Copy every record below exactly as written, but leave out the pictures.
====
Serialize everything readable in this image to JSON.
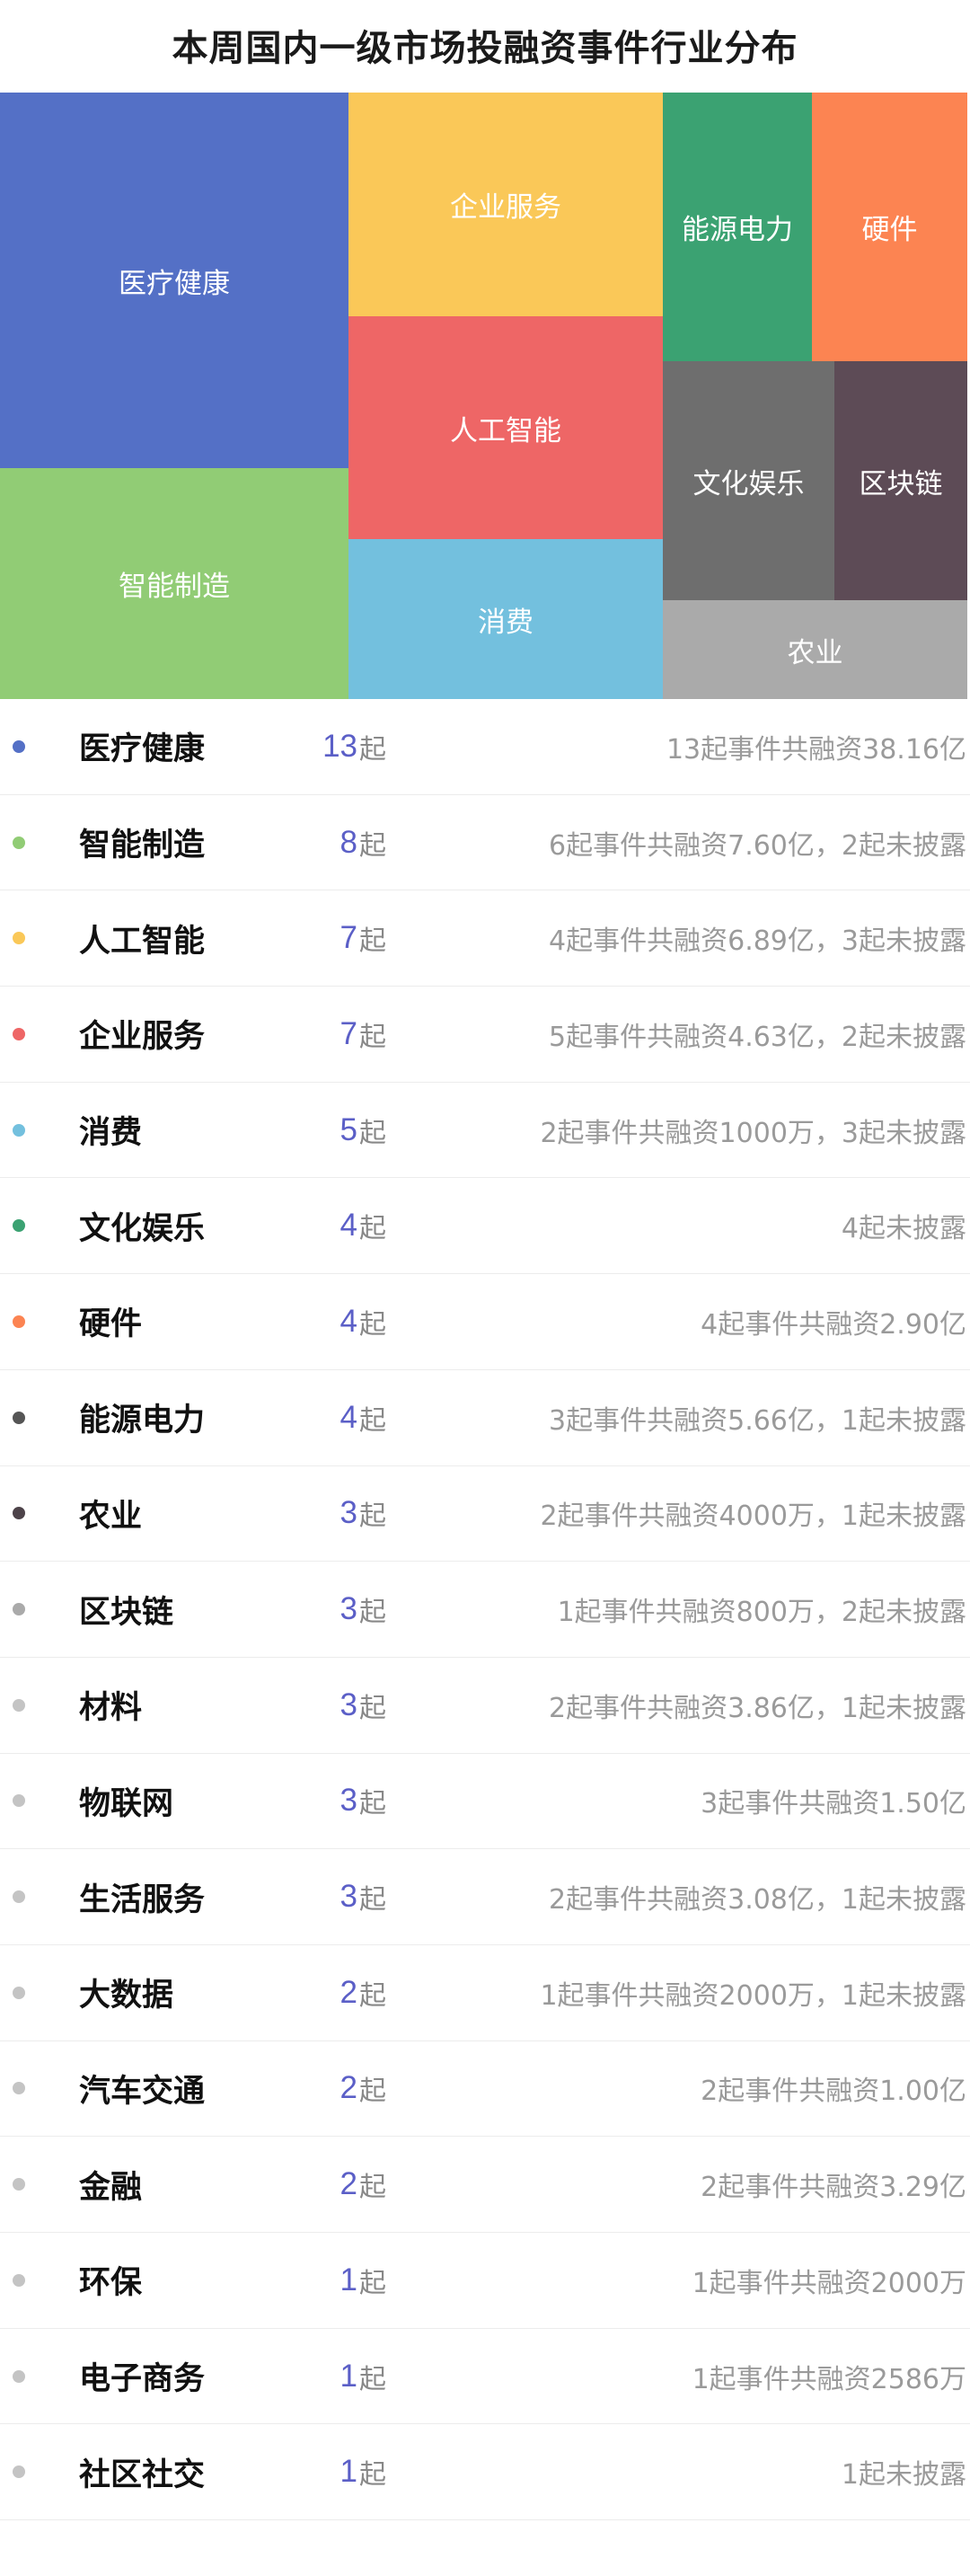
{
  "title": "本周国内一级市场投融资事件行业分布",
  "unit": "起",
  "chart_data": {
    "type": "treemap",
    "title": "本周国内一级市场投融资事件行业分布",
    "items": [
      {
        "name": "医疗健康",
        "value": 13,
        "color": "#5470c6"
      },
      {
        "name": "智能制造",
        "value": 8,
        "color": "#91cc75"
      },
      {
        "name": "企业服务",
        "value": 7,
        "color": "#fac858"
      },
      {
        "name": "人工智能",
        "value": 7,
        "color": "#ee6666"
      },
      {
        "name": "消费",
        "value": 5,
        "color": "#73c0de"
      },
      {
        "name": "能源电力",
        "value": 4,
        "color": "#3ba272"
      },
      {
        "name": "硬件",
        "value": 4,
        "color": "#fc8452"
      },
      {
        "name": "文化娱乐",
        "value": 4,
        "color": "#6e6e6e"
      },
      {
        "name": "区块链",
        "value": 3,
        "color": "#5d4b56"
      },
      {
        "name": "农业",
        "value": 3,
        "color": "#aaaaaa"
      }
    ]
  },
  "list": [
    {
      "name": "医疗健康",
      "count": "13",
      "detail": "13起事件共融资38.16亿",
      "dot": "#5470c6"
    },
    {
      "name": "智能制造",
      "count": "8",
      "detail": "6起事件共融资7.60亿，2起未披露",
      "dot": "#91cc75"
    },
    {
      "name": "人工智能",
      "count": "7",
      "detail": "4起事件共融资6.89亿，3起未披露",
      "dot": "#fac858"
    },
    {
      "name": "企业服务",
      "count": "7",
      "detail": "5起事件共融资4.63亿，2起未披露",
      "dot": "#ee6666"
    },
    {
      "name": "消费",
      "count": "5",
      "detail": "2起事件共融资1000万，3起未披露",
      "dot": "#73c0de"
    },
    {
      "name": "文化娱乐",
      "count": "4",
      "detail": "4起未披露",
      "dot": "#3ba272"
    },
    {
      "name": "硬件",
      "count": "4",
      "detail": "4起事件共融资2.90亿",
      "dot": "#fc8452"
    },
    {
      "name": "能源电力",
      "count": "4",
      "detail": "3起事件共融资5.66亿，1起未披露",
      "dot": "#555555"
    },
    {
      "name": "农业",
      "count": "3",
      "detail": "2起事件共融资4000万，1起未披露",
      "dot": "#4d4349"
    },
    {
      "name": "区块链",
      "count": "3",
      "detail": "1起事件共融资800万，2起未披露",
      "dot": "#aaaaaa"
    },
    {
      "name": "材料",
      "count": "3",
      "detail": "2起事件共融资3.86亿，1起未披露",
      "dot": "#c4c4c4"
    },
    {
      "name": "物联网",
      "count": "3",
      "detail": "3起事件共融资1.50亿",
      "dot": "#c4c4c4"
    },
    {
      "name": "生活服务",
      "count": "3",
      "detail": "2起事件共融资3.08亿，1起未披露",
      "dot": "#c4c4c4"
    },
    {
      "name": "大数据",
      "count": "2",
      "detail": "1起事件共融资2000万，1起未披露",
      "dot": "#c4c4c4"
    },
    {
      "name": "汽车交通",
      "count": "2",
      "detail": "2起事件共融资1.00亿",
      "dot": "#c4c4c4"
    },
    {
      "name": "金融",
      "count": "2",
      "detail": "2起事件共融资3.29亿",
      "dot": "#c4c4c4"
    },
    {
      "name": "环保",
      "count": "1",
      "detail": "1起事件共融资2000万",
      "dot": "#c4c4c4"
    },
    {
      "name": "电子商务",
      "count": "1",
      "detail": "1起事件共融资2586万",
      "dot": "#c4c4c4"
    },
    {
      "name": "社区社交",
      "count": "1",
      "detail": "1起未披露",
      "dot": "#c4c4c4"
    }
  ]
}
====
-- SOLVED EXERCISE --
Serialize everything readable in this image to JSON.
{
  "title": "本周国内一级市场投融资事件行业分布",
  "unit": "起",
  "chart_data": {
    "type": "treemap",
    "title": "本周国内一级市场投融资事件行业分布",
    "items": [
      {
        "name": "医疗健康",
        "value": 13,
        "color": "#5470c6"
      },
      {
        "name": "智能制造",
        "value": 8,
        "color": "#91cc75"
      },
      {
        "name": "企业服务",
        "value": 7,
        "color": "#fac858"
      },
      {
        "name": "人工智能",
        "value": 7,
        "color": "#ee6666"
      },
      {
        "name": "消费",
        "value": 5,
        "color": "#73c0de"
      },
      {
        "name": "能源电力",
        "value": 4,
        "color": "#3ba272"
      },
      {
        "name": "硬件",
        "value": 4,
        "color": "#fc8452"
      },
      {
        "name": "文化娱乐",
        "value": 4,
        "color": "#6e6e6e"
      },
      {
        "name": "区块链",
        "value": 3,
        "color": "#5d4b56"
      },
      {
        "name": "农业",
        "value": 3,
        "color": "#aaaaaa"
      }
    ]
  },
  "list": [
    {
      "name": "医疗健康",
      "count": "13",
      "detail": "13起事件共融资38.16亿",
      "dot": "#5470c6"
    },
    {
      "name": "智能制造",
      "count": "8",
      "detail": "6起事件共融资7.60亿，2起未披露",
      "dot": "#91cc75"
    },
    {
      "name": "人工智能",
      "count": "7",
      "detail": "4起事件共融资6.89亿，3起未披露",
      "dot": "#fac858"
    },
    {
      "name": "企业服务",
      "count": "7",
      "detail": "5起事件共融资4.63亿，2起未披露",
      "dot": "#ee6666"
    },
    {
      "name": "消费",
      "count": "5",
      "detail": "2起事件共融资1000万，3起未披露",
      "dot": "#73c0de"
    },
    {
      "name": "文化娱乐",
      "count": "4",
      "detail": "4起未披露",
      "dot": "#3ba272"
    },
    {
      "name": "硬件",
      "count": "4",
      "detail": "4起事件共融资2.90亿",
      "dot": "#fc8452"
    },
    {
      "name": "能源电力",
      "count": "4",
      "detail": "3起事件共融资5.66亿，1起未披露",
      "dot": "#555555"
    },
    {
      "name": "农业",
      "count": "3",
      "detail": "2起事件共融资4000万，1起未披露",
      "dot": "#4d4349"
    },
    {
      "name": "区块链",
      "count": "3",
      "detail": "1起事件共融资800万，2起未披露",
      "dot": "#aaaaaa"
    },
    {
      "name": "材料",
      "count": "3",
      "detail": "2起事件共融资3.86亿，1起未披露",
      "dot": "#c4c4c4"
    },
    {
      "name": "物联网",
      "count": "3",
      "detail": "3起事件共融资1.50亿",
      "dot": "#c4c4c4"
    },
    {
      "name": "生活服务",
      "count": "3",
      "detail": "2起事件共融资3.08亿，1起未披露",
      "dot": "#c4c4c4"
    },
    {
      "name": "大数据",
      "count": "2",
      "detail": "1起事件共融资2000万，1起未披露",
      "dot": "#c4c4c4"
    },
    {
      "name": "汽车交通",
      "count": "2",
      "detail": "2起事件共融资1.00亿",
      "dot": "#c4c4c4"
    },
    {
      "name": "金融",
      "count": "2",
      "detail": "2起事件共融资3.29亿",
      "dot": "#c4c4c4"
    },
    {
      "name": "环保",
      "count": "1",
      "detail": "1起事件共融资2000万",
      "dot": "#c4c4c4"
    },
    {
      "name": "电子商务",
      "count": "1",
      "detail": "1起事件共融资2586万",
      "dot": "#c4c4c4"
    },
    {
      "name": "社区社交",
      "count": "1",
      "detail": "1起未披露",
      "dot": "#c4c4c4"
    }
  ]
}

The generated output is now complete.